(Stored data)
▼

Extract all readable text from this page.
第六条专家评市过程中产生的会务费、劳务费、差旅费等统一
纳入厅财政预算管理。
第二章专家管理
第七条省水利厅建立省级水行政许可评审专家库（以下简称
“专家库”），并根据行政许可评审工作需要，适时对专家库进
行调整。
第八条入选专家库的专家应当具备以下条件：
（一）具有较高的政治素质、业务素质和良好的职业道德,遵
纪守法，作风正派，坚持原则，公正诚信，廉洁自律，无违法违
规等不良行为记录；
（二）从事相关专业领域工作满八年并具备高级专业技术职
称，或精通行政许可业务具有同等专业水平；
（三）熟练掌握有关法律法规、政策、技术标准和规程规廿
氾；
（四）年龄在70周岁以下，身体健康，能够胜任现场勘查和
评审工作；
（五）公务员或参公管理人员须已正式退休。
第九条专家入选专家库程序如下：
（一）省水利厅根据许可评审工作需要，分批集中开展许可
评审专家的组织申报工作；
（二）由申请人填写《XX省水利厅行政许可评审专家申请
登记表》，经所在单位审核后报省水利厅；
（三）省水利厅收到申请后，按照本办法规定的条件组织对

▲

**EXERCISE GOAL:** Make an exact copy of every entry.

**TASK SOLUTION:**
Extract all readable text from this page.
第六条专家评市过程中产生的会务费、劳务费、差旅费等统一
纳入厅财政预算管理。
第二章专家管理
第七条省水利厅建立省级水行政许可评审专家库（以下简称
“专家库”），并根据行政许可评审工作需要，适时对专家库进
行调整。
第八条入选专家库的专家应当具备以下条件：
（一）具有较高的政治素质、业务素质和良好的职业道德,遵
纪守法，作风正派，坚持原则，公正诚信，廉洁自律，无违法违
规等不良行为记录；
（二）从事相关专业领域工作满八年并具备高级专业技术职
称，或精通行政许可业务具有同等专业水平；
（三）熟练掌握有关法律法规、政策、技术标准和规程规廿
氾；
（四）年龄在70周岁以下，身体健康，能够胜任现场勘查和
评审工作；
（五）公务员或参公管理人员须已正式退休。
第九条专家入选专家库程序如下：
（一）省水利厅根据许可评审工作需要，分批集中开展许可
评审专家的组织申报工作；
（二）由申请人填写《XX省水利厅行政许可评审专家申请
登记表》，经所在单位审核后报省水利厅；
（三）省水利厅收到申请后，按照本办法规定的条件组织对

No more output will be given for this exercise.